Job:
Go through the records below line by line, counting those that contain the word "иных"; answer with the count only.

Material provided:
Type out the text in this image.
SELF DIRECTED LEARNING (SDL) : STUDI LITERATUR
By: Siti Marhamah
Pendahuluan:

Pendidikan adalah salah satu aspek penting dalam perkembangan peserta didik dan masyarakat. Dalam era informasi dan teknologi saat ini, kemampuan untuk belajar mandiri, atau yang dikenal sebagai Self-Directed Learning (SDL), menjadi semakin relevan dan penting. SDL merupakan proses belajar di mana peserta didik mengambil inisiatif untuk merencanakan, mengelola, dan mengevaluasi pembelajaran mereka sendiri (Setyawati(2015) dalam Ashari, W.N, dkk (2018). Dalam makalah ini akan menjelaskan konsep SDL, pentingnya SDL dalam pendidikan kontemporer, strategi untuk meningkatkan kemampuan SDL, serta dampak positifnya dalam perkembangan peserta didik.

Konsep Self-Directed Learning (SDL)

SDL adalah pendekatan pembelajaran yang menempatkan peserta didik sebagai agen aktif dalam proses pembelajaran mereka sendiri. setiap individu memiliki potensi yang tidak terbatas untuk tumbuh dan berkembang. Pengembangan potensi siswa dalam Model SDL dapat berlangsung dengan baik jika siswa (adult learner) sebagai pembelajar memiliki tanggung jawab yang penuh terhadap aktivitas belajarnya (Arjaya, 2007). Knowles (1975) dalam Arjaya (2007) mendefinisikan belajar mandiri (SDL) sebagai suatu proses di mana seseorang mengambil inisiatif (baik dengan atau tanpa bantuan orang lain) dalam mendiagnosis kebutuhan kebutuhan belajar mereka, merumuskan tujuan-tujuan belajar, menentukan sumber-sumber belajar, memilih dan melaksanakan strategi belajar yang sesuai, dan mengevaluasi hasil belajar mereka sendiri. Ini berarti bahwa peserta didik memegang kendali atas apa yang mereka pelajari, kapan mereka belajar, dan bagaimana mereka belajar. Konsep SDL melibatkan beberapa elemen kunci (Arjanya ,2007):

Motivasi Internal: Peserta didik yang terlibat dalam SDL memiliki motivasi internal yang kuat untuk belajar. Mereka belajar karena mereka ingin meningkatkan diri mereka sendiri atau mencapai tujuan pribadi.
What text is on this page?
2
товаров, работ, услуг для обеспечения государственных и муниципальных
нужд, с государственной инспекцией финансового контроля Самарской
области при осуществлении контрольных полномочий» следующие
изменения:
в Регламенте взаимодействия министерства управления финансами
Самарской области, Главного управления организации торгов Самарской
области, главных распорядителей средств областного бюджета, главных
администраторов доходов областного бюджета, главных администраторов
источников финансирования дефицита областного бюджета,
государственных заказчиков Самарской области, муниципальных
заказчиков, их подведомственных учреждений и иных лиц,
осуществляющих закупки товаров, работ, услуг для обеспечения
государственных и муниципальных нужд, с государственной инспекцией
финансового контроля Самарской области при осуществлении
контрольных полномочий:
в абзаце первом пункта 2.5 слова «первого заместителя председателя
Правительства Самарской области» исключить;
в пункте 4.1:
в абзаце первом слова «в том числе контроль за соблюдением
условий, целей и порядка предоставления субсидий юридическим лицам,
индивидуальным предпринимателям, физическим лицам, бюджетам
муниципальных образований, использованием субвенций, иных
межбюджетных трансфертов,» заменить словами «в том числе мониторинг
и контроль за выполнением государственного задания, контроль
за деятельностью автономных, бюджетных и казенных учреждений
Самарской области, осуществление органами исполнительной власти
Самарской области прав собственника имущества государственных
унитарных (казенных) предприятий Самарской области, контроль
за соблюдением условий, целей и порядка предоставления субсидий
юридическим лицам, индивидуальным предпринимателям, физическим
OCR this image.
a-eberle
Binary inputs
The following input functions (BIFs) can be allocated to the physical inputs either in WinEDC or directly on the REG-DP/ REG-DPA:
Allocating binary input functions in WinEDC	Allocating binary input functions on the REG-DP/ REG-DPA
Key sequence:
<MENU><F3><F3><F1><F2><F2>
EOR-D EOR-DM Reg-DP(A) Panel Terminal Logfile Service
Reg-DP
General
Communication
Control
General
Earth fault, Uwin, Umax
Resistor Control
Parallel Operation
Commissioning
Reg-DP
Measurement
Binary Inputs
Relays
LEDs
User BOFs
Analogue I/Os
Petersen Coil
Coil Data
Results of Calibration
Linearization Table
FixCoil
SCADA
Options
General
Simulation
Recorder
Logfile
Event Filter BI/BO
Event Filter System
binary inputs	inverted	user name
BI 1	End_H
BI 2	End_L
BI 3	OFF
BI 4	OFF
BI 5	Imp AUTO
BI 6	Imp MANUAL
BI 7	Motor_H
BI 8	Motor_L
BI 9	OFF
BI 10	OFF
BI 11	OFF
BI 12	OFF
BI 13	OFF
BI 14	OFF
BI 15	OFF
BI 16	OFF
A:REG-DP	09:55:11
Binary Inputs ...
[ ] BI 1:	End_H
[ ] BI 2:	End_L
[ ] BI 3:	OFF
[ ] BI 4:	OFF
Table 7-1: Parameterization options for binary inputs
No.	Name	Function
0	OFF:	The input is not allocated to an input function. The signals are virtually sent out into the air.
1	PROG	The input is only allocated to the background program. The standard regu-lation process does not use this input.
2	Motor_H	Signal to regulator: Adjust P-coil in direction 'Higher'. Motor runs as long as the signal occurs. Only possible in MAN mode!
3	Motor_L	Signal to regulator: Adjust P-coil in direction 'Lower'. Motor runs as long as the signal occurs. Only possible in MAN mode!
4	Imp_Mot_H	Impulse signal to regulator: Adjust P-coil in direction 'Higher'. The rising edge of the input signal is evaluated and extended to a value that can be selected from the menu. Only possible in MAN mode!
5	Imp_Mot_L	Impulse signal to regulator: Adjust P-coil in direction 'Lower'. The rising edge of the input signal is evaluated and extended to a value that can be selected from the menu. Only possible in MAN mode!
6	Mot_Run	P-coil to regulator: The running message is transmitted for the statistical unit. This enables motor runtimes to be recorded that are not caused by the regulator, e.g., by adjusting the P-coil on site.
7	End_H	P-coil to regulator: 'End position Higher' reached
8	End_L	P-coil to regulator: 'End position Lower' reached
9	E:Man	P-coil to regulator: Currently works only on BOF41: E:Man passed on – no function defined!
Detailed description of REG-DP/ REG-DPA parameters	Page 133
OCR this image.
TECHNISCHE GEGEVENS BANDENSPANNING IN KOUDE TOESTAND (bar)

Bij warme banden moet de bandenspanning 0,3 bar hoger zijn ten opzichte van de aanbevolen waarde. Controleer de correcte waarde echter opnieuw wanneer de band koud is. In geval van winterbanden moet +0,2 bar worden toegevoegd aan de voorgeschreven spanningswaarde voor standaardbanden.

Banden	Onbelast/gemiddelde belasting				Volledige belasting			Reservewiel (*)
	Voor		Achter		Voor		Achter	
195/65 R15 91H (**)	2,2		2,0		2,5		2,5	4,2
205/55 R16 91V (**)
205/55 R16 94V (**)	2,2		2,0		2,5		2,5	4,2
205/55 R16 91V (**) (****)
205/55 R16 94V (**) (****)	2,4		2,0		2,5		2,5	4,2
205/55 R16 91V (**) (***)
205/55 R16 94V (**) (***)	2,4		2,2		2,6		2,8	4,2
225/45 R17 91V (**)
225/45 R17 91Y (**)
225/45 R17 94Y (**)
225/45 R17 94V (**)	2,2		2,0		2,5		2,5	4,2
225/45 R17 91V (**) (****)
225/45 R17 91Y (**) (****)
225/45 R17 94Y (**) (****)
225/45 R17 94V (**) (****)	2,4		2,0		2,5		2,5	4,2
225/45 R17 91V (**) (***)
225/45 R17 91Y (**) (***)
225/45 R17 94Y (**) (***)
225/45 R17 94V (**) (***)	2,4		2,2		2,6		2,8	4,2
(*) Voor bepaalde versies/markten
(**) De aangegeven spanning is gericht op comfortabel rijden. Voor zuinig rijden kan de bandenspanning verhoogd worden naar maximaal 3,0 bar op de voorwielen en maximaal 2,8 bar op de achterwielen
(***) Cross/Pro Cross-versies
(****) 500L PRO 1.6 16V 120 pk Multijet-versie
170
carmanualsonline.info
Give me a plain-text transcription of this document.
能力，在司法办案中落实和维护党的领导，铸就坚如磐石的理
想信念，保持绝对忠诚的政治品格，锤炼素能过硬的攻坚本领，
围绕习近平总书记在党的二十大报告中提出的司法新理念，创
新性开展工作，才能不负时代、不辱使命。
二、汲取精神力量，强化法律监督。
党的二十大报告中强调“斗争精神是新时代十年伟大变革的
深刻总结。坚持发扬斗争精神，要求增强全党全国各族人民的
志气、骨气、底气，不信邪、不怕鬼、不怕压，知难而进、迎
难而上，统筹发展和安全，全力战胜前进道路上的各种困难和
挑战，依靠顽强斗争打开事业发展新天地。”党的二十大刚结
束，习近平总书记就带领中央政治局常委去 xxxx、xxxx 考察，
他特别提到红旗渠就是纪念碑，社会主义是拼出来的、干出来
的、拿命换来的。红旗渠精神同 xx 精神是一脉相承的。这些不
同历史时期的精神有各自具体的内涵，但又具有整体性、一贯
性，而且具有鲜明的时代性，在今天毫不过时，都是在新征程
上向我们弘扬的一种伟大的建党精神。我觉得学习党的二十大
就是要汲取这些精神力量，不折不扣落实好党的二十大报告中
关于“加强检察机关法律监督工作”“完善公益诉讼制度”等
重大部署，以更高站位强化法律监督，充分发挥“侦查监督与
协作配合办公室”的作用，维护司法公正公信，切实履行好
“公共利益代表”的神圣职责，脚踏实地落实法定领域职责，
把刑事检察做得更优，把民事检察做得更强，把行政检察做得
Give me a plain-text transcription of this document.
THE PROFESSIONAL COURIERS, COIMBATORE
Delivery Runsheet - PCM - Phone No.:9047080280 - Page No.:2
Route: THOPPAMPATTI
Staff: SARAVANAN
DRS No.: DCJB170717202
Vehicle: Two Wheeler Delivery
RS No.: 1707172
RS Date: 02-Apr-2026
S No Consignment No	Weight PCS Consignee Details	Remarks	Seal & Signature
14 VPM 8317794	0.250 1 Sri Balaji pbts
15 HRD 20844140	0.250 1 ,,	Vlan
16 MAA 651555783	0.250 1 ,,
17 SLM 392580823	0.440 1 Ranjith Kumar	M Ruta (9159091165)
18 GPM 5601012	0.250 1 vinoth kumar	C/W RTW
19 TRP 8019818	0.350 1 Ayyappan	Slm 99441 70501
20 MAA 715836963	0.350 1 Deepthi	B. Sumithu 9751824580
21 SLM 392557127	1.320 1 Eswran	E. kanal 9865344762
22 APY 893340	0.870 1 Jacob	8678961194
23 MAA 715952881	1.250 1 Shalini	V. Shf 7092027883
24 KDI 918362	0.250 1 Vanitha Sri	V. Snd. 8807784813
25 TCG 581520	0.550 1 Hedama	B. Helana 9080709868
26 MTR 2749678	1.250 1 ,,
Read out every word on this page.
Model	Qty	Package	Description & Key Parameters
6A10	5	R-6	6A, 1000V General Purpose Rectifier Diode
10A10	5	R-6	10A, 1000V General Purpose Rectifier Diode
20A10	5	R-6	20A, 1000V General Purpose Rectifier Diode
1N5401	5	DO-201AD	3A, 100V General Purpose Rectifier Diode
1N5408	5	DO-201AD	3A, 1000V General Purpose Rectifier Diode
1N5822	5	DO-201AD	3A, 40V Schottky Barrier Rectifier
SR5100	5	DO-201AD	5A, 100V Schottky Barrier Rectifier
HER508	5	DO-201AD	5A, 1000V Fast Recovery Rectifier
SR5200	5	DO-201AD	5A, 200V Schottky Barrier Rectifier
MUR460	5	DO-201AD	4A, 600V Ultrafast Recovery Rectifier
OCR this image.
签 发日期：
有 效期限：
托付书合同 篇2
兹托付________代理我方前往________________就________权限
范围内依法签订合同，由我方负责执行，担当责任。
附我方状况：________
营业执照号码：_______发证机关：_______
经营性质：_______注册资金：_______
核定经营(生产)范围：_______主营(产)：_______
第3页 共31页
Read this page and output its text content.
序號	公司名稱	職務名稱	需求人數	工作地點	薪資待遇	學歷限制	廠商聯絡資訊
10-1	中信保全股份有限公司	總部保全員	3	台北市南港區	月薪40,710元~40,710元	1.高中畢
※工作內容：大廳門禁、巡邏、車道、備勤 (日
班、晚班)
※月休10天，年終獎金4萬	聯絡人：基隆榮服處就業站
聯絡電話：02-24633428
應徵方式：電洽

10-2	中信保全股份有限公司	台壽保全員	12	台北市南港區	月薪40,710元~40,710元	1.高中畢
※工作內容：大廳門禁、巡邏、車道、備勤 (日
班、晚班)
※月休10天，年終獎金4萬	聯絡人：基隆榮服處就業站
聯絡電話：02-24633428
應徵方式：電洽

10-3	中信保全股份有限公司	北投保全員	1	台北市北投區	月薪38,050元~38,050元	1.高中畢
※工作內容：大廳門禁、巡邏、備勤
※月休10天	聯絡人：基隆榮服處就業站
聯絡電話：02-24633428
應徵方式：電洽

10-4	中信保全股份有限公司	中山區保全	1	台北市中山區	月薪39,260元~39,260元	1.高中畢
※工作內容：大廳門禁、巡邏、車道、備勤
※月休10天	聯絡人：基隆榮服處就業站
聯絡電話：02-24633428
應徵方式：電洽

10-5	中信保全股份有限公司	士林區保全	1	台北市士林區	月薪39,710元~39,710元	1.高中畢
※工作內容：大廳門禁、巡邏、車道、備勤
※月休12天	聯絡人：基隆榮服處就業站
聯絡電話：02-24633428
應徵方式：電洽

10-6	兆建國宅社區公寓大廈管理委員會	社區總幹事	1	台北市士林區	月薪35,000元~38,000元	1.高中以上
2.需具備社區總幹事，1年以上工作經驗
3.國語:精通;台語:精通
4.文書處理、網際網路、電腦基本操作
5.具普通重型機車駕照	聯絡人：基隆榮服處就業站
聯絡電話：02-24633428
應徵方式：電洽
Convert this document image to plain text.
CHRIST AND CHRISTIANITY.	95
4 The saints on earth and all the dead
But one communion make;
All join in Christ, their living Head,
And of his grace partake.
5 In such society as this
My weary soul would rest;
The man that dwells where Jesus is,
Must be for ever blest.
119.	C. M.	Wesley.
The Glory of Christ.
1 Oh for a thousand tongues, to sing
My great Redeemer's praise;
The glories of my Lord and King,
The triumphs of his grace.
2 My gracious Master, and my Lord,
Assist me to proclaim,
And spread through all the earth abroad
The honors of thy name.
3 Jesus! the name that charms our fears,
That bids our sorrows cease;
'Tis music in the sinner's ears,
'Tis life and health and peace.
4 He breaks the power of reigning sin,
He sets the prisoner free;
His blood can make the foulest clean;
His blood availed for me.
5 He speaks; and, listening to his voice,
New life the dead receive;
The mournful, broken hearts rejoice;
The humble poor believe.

Solution for this task:
2